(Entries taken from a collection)
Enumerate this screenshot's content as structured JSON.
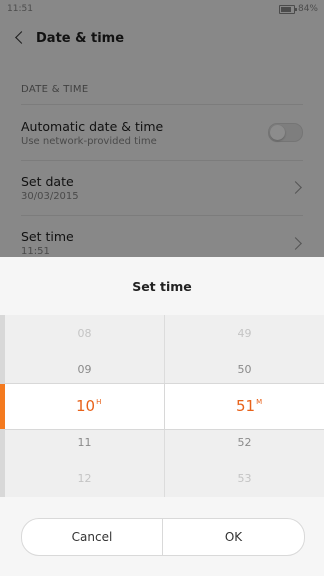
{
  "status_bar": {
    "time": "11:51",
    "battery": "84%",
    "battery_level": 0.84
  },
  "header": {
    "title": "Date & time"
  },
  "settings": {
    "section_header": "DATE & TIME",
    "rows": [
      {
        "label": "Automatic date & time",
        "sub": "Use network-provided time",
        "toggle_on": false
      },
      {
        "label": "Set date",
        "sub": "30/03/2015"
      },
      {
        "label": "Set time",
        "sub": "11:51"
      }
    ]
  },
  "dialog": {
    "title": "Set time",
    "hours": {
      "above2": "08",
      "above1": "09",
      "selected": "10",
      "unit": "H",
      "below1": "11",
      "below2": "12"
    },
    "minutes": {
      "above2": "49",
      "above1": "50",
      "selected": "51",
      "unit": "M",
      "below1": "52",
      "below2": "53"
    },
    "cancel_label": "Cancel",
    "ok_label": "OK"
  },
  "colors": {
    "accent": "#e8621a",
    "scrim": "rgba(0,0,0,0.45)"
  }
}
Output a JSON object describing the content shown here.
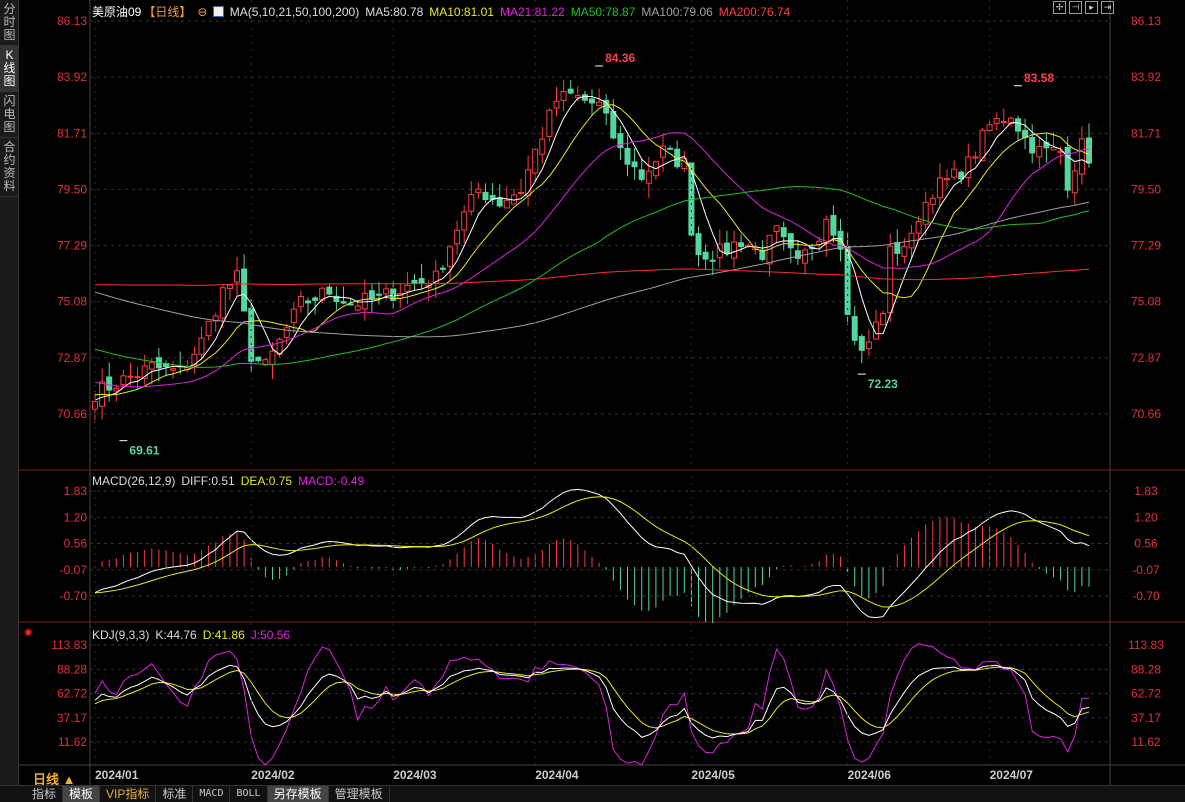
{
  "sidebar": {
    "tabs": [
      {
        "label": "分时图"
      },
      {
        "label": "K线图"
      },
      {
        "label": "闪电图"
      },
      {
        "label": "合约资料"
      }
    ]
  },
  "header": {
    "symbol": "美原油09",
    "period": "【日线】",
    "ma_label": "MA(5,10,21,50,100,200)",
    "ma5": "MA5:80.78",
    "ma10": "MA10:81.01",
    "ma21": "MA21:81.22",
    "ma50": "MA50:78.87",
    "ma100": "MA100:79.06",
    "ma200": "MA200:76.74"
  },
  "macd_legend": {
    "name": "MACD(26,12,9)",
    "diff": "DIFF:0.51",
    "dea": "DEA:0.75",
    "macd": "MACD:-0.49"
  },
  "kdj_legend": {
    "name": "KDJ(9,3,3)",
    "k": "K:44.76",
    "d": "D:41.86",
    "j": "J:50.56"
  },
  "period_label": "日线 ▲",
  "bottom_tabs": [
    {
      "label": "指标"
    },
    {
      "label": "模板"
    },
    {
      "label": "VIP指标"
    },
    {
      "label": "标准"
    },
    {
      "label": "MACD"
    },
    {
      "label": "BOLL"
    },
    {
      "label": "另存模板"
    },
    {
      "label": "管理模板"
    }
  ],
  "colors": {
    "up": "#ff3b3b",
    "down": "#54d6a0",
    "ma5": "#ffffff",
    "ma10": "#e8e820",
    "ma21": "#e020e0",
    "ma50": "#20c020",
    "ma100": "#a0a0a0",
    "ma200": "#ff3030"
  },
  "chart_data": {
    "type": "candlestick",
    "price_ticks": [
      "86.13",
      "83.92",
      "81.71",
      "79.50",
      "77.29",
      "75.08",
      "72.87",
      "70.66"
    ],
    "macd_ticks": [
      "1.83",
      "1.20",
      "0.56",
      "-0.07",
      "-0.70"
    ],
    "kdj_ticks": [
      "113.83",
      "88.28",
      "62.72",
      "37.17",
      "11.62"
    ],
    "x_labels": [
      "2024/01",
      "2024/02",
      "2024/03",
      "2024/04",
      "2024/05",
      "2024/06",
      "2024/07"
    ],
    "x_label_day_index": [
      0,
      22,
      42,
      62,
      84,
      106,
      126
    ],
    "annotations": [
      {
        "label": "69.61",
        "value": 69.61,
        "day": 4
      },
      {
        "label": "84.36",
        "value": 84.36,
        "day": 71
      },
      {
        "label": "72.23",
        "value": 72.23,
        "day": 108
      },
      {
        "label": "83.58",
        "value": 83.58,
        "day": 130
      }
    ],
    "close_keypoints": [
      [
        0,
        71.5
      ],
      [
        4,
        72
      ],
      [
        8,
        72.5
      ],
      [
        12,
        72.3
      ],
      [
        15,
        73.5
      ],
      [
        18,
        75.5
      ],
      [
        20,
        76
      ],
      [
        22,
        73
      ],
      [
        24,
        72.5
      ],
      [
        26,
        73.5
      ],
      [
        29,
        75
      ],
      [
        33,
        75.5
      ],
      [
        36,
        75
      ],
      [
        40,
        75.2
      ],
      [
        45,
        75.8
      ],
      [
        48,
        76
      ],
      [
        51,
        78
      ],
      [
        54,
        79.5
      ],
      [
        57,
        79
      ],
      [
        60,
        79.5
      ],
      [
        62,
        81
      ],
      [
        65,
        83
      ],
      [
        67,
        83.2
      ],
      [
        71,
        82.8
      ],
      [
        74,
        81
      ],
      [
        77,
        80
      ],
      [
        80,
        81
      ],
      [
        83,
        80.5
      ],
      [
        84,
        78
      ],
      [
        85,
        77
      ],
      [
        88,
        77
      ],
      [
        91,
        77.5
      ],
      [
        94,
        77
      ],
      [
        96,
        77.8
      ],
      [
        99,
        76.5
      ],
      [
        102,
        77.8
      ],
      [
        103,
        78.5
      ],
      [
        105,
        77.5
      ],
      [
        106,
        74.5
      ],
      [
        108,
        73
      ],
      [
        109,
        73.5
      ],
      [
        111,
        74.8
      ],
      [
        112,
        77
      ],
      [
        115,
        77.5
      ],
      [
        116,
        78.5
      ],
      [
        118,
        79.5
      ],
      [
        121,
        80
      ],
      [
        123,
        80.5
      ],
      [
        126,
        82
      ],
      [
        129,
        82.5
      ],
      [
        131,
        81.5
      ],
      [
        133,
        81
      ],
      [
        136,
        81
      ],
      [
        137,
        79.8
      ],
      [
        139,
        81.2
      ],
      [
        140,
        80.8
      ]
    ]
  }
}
...
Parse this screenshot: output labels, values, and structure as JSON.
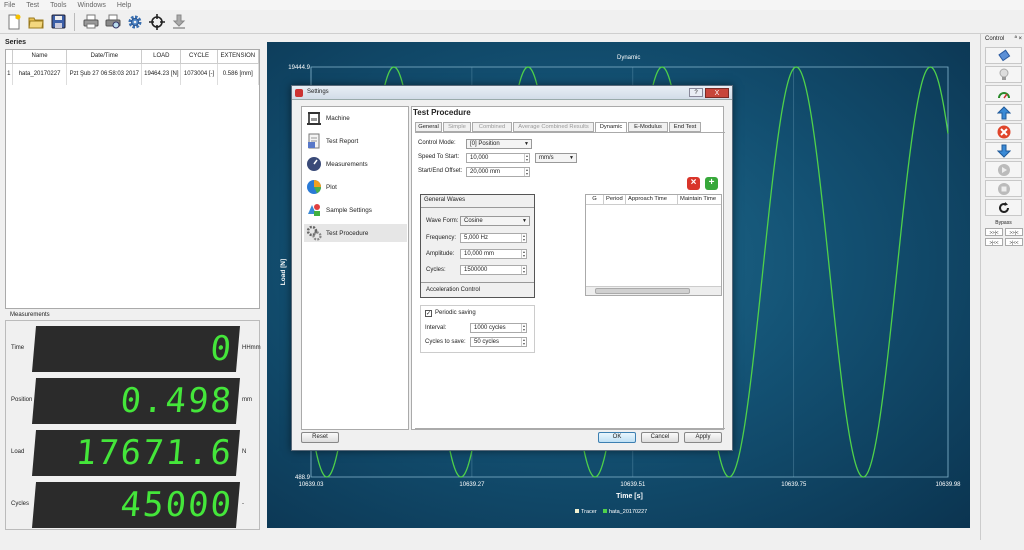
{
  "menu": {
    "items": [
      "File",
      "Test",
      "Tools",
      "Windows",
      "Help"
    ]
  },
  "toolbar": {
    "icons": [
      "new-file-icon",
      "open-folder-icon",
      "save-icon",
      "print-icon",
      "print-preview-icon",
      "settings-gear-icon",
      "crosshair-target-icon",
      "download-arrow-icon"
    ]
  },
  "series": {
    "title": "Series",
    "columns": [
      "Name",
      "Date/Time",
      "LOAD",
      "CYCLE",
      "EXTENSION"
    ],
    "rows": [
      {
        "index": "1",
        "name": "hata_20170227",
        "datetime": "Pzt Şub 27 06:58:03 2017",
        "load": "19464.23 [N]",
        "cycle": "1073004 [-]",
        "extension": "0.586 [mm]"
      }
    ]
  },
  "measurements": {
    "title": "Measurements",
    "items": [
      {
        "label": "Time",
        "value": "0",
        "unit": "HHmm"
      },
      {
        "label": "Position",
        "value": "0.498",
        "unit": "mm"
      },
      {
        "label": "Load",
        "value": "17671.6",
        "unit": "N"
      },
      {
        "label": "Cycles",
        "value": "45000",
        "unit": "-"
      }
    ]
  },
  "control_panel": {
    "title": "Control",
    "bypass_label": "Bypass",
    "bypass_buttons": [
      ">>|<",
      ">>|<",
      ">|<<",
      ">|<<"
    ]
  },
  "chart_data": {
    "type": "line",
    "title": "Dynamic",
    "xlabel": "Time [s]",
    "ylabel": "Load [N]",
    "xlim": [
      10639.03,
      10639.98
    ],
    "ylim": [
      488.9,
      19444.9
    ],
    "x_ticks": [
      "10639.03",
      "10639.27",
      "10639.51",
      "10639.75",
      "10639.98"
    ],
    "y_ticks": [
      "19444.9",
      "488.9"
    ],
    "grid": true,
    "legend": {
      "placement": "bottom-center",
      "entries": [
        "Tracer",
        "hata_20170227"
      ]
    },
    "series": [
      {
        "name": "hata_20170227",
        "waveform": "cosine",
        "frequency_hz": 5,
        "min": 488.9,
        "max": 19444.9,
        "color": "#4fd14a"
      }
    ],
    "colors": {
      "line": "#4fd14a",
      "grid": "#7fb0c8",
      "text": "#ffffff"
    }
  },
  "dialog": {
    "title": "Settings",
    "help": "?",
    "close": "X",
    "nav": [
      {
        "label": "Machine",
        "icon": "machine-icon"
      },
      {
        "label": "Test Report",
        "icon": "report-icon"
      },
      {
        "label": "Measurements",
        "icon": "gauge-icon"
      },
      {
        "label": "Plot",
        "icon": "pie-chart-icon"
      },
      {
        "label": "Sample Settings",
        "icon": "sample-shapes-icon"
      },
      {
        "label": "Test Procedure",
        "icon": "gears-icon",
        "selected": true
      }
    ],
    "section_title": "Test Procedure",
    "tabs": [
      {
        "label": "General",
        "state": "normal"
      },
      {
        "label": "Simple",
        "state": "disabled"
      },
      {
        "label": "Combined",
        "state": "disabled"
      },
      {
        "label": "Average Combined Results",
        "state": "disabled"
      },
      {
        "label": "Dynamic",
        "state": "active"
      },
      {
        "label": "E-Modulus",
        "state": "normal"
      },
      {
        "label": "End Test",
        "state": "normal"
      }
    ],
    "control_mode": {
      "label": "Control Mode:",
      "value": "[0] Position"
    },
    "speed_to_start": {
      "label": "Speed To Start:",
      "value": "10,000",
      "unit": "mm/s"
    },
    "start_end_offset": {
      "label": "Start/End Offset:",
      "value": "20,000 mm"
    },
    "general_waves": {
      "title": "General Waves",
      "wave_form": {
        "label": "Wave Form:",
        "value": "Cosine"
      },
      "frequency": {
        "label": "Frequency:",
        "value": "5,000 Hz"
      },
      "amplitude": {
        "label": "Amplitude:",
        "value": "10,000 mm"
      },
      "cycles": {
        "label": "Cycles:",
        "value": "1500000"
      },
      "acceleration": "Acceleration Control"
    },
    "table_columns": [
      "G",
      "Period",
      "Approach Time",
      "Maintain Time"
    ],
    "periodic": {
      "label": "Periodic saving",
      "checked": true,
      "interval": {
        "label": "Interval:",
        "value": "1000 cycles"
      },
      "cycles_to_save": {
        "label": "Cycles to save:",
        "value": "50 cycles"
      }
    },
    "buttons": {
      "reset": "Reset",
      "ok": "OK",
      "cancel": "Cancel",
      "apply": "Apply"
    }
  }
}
--
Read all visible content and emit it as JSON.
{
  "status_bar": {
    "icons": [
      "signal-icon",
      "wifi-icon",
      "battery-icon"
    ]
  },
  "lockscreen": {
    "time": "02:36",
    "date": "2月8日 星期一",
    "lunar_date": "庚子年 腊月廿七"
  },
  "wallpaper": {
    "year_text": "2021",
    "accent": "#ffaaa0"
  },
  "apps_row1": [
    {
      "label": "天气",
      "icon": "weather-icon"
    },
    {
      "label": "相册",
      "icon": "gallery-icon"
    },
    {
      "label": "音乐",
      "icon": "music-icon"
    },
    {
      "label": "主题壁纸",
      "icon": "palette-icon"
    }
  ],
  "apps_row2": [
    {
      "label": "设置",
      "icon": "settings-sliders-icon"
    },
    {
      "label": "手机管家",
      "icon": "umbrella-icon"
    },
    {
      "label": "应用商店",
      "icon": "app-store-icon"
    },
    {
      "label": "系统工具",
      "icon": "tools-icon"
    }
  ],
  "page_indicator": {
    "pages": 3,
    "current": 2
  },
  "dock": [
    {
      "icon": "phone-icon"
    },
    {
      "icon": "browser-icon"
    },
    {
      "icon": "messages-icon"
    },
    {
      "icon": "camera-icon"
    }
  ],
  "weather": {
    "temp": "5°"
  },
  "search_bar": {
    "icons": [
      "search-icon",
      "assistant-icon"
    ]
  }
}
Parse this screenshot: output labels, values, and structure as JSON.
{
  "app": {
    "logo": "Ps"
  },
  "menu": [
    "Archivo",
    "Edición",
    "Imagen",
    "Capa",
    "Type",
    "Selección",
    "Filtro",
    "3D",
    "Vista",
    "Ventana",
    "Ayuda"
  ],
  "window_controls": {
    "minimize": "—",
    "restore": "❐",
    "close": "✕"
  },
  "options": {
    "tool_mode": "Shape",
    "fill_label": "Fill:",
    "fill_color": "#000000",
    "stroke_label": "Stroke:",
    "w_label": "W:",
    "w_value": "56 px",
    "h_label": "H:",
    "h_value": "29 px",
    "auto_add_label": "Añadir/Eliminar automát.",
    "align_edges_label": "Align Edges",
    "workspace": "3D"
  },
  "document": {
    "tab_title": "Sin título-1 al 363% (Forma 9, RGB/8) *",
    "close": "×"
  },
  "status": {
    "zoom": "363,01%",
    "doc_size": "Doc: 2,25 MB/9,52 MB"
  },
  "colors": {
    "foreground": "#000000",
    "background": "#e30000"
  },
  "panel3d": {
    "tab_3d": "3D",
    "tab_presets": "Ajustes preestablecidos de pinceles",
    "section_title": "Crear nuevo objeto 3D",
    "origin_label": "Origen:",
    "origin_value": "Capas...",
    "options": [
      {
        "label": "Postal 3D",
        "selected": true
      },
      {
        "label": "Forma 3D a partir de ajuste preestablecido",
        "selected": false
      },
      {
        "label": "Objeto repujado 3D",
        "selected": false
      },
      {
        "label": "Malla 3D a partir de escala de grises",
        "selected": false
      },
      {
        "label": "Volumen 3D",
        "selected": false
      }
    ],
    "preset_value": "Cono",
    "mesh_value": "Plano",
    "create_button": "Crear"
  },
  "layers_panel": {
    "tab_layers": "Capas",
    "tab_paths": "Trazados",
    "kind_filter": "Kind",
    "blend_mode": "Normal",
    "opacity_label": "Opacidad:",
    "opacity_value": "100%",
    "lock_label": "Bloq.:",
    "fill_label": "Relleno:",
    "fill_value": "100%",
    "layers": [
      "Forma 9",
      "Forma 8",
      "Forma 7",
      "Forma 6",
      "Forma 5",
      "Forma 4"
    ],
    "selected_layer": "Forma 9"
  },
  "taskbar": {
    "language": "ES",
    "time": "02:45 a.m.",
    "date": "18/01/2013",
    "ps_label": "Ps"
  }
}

- Problem description -
Out of the material above, gather each line where "Crear" appears.

- The output -
    "section_title": "Crear nuevo objeto 3D",
    "create_button": "Crear"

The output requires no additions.